** Begin **
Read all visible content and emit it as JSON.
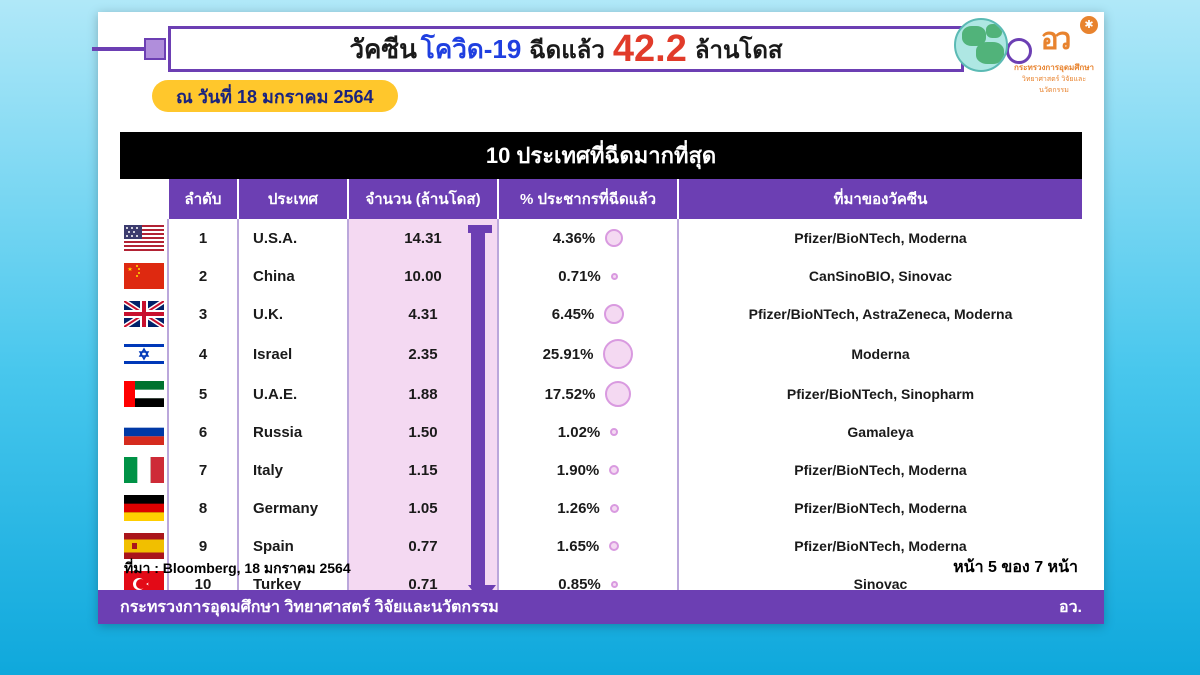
{
  "header": {
    "title_pre": "วัคซีน",
    "title_covid": "โควิด-19",
    "title_mid": "ฉีดแล้ว",
    "title_big": "42.2",
    "title_post": "ล้านโดส",
    "date_label": "ณ วันที่ 18 มกราคม 2564",
    "ministry_line1": "กระทรวงการอุดมศึกษา",
    "ministry_line2": "วิทยาศาสตร์ วิจัยและนวัตกรรม"
  },
  "table": {
    "title": "10 ประเทศที่ฉีดมากที่สุด",
    "columns": {
      "rank": "ลำดับ",
      "country": "ประเทศ",
      "amount": "จำนวน (ล้านโดส)",
      "percent": "% ประชากรที่ฉีดแล้ว",
      "vaccine": "ที่มาของวัคซีน"
    },
    "rows": [
      {
        "flag": "us",
        "rank": "1",
        "country": "U.S.A.",
        "amount": "14.31",
        "percent": "4.36%",
        "bubble": 18,
        "vaccine": "Pfizer/BioNTech, Moderna"
      },
      {
        "flag": "cn",
        "rank": "2",
        "country": "China",
        "amount": "10.00",
        "percent": "0.71%",
        "bubble": 7,
        "vaccine": "CanSinoBIO, Sinovac"
      },
      {
        "flag": "uk",
        "rank": "3",
        "country": "U.K.",
        "amount": "4.31",
        "percent": "6.45%",
        "bubble": 20,
        "vaccine": "Pfizer/BioNTech, AstraZeneca, Moderna"
      },
      {
        "flag": "il",
        "rank": "4",
        "country": "Israel",
        "amount": "2.35",
        "percent": "25.91%",
        "bubble": 30,
        "vaccine": "Moderna"
      },
      {
        "flag": "ae",
        "rank": "5",
        "country": "U.A.E.",
        "amount": "1.88",
        "percent": "17.52%",
        "bubble": 26,
        "vaccine": "Pfizer/BioNTech, Sinopharm"
      },
      {
        "flag": "ru",
        "rank": "6",
        "country": "Russia",
        "amount": "1.50",
        "percent": "1.02%",
        "bubble": 8,
        "vaccine": "Gamaleya"
      },
      {
        "flag": "it",
        "rank": "7",
        "country": "Italy",
        "amount": "1.15",
        "percent": "1.90%",
        "bubble": 10,
        "vaccine": "Pfizer/BioNTech, Moderna"
      },
      {
        "flag": "de",
        "rank": "8",
        "country": "Germany",
        "amount": "1.05",
        "percent": "1.26%",
        "bubble": 9,
        "vaccine": "Pfizer/BioNTech, Moderna"
      },
      {
        "flag": "es",
        "rank": "9",
        "country": "Spain",
        "amount": "0.77",
        "percent": "1.65%",
        "bubble": 10,
        "vaccine": "Pfizer/BioNTech, Moderna"
      },
      {
        "flag": "tr",
        "rank": "10",
        "country": "Turkey",
        "amount": "0.71",
        "percent": "0.85%",
        "bubble": 7,
        "vaccine": "Sinovac"
      }
    ]
  },
  "footer": {
    "source": "ที่มา : Bloomberg, 18 มกราคม 2564",
    "page": "หน้า 5 ของ 7 หน้า",
    "bar_left": "กระทรวงการอุดมศึกษา วิทยาศาสตร์ วิจัยและนวัตกรรม",
    "bar_right": "อว."
  },
  "colors": {
    "purple": "#6c3fb3",
    "amount_bg": "#f4d9f2",
    "red": "#e13b2a",
    "yellow": "#ffc72c",
    "orange": "#e8832e"
  }
}
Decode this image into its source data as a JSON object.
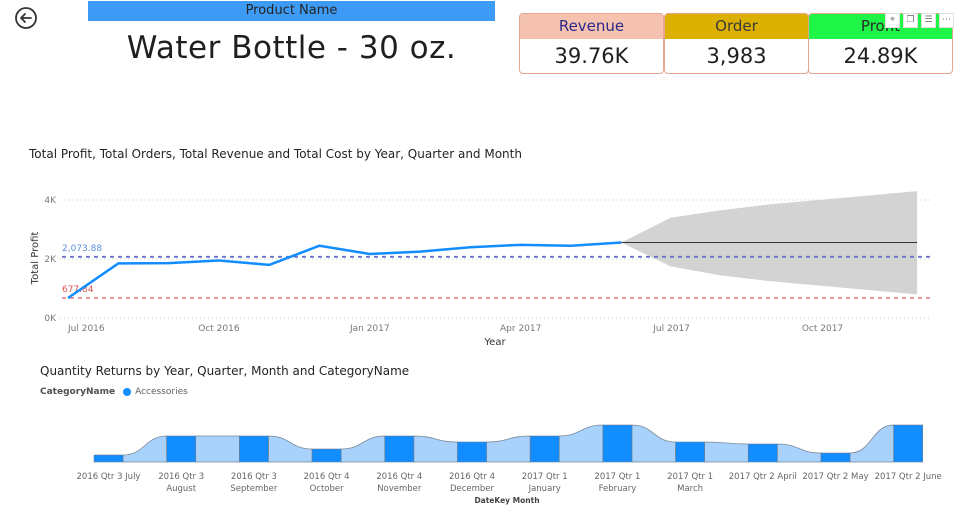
{
  "navigation": {
    "back_icon": "back-arrow-circle-icon"
  },
  "product": {
    "header_label": "Product Name",
    "name": "Water Bottle - 30 oz."
  },
  "kpis": [
    {
      "label": "Revenue",
      "value": "39.76K",
      "header_color": "#f4c2ae",
      "label_color": "#2b2a8c"
    },
    {
      "label": "Order",
      "value": "3,983",
      "header_color": "#dcb000",
      "label_color": "#3a3a3a"
    },
    {
      "label": "Profit",
      "value": "24.89K",
      "header_color": "#1ef546",
      "label_color": "#2a2a2a"
    }
  ],
  "visual_header_icons": [
    "pin-icon",
    "copy-icon",
    "filter-icon",
    "more-options-icon"
  ],
  "visual_header_glyphs": [
    "⌖",
    "❐",
    "☰",
    "⋯"
  ],
  "chart_data": [
    {
      "type": "line",
      "title": "Total Profit, Total Orders, Total Revenue and Total Cost by Year, Quarter and Month",
      "xlabel": "Year",
      "ylabel": "Total Profit",
      "ylim": [
        0,
        4000
      ],
      "yticks": [
        0,
        2000,
        4000
      ],
      "ytick_labels": [
        "0K",
        "2K",
        "4K"
      ],
      "xtick_labels": [
        "Jul 2016",
        "Oct 2016",
        "Jan 2017",
        "Apr 2017",
        "Jul 2017",
        "Oct 2017"
      ],
      "grid": true,
      "x": [
        "Jul 2016",
        "Aug 2016",
        "Sep 2016",
        "Oct 2016",
        "Nov 2016",
        "Dec 2016",
        "Jan 2017",
        "Feb 2017",
        "Mar 2017",
        "Apr 2017",
        "May 2017",
        "Jun 2017"
      ],
      "series": [
        {
          "name": "Total Profit",
          "color": "#118dff",
          "values": [
            677.84,
            1850,
            1860,
            1950,
            1800,
            2450,
            2170,
            2250,
            2400,
            2480,
            2450,
            2560
          ]
        }
      ],
      "reference_lines": [
        {
          "label": "2,073.88",
          "value": 2073.88,
          "color": "#6b73c8",
          "label_color": "#5b8fd6"
        },
        {
          "label": "677.84",
          "value": 677.84,
          "color": "#e88a8f",
          "label_color": "#d9534f"
        }
      ],
      "forecast": {
        "x": [
          "Jun 2017",
          "Jul 2017",
          "Aug 2017",
          "Sep 2017",
          "Oct 2017",
          "Nov 2017",
          "Dec 2017"
        ],
        "center": [
          2560,
          2560,
          2560,
          2560,
          2560,
          2560,
          2560
        ],
        "upper": [
          2560,
          3400,
          3650,
          3850,
          4000,
          4150,
          4300
        ],
        "lower": [
          2560,
          1750,
          1450,
          1250,
          1100,
          950,
          800
        ],
        "band_color": "#d3d3d3",
        "line_color": "#333333"
      }
    },
    {
      "type": "bar",
      "subtype": "ribbon",
      "title": "Quantity Returns by Year, Quarter, Month and CategoryName",
      "xlabel": "DateKey Month",
      "legend": {
        "title": "CategoryName",
        "entries": [
          "Accessories"
        ],
        "position": "top-left"
      },
      "categories": [
        "2016 Qtr 3 July",
        "2016 Qtr 3 August",
        "2016 Qtr 3 September",
        "2016 Qtr 4 October",
        "2016 Qtr 4 November",
        "2016 Qtr 4 December",
        "2017 Qtr 1 January",
        "2017 Qtr 1 February",
        "2017 Qtr 1 March",
        "2017 Qtr 2 April",
        "2017 Qtr 2 May",
        "2017 Qtr 2 June"
      ],
      "category_labels": [
        [
          "2016 Qtr 3 July"
        ],
        [
          "2016 Qtr 3",
          "August"
        ],
        [
          "2016 Qtr 3",
          "September"
        ],
        [
          "2016 Qtr 4",
          "October"
        ],
        [
          "2016 Qtr 4",
          "November"
        ],
        [
          "2016 Qtr 4",
          "December"
        ],
        [
          "2017 Qtr 1",
          "January"
        ],
        [
          "2017 Qtr 1",
          "February"
        ],
        [
          "2017 Qtr 1",
          "March"
        ],
        [
          "2017 Qtr 2 April"
        ],
        [
          "2017 Qtr 2 May"
        ],
        [
          "2017 Qtr 2 June"
        ]
      ],
      "series": [
        {
          "name": "Accessories",
          "color": "#118dff",
          "ribbon_color": "#a8d1fb",
          "values": [
            7,
            26,
            26,
            13,
            26,
            20,
            26,
            37,
            20,
            18,
            9,
            37
          ]
        }
      ],
      "ylim": [
        0,
        40
      ]
    }
  ]
}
** End **
Copy out the lines in which the string "source" appears.

Full solution:
    "source": "ที่มา : Bloomberg, 18 มกราคม 2564",
Decode this image into its source data as a JSON object.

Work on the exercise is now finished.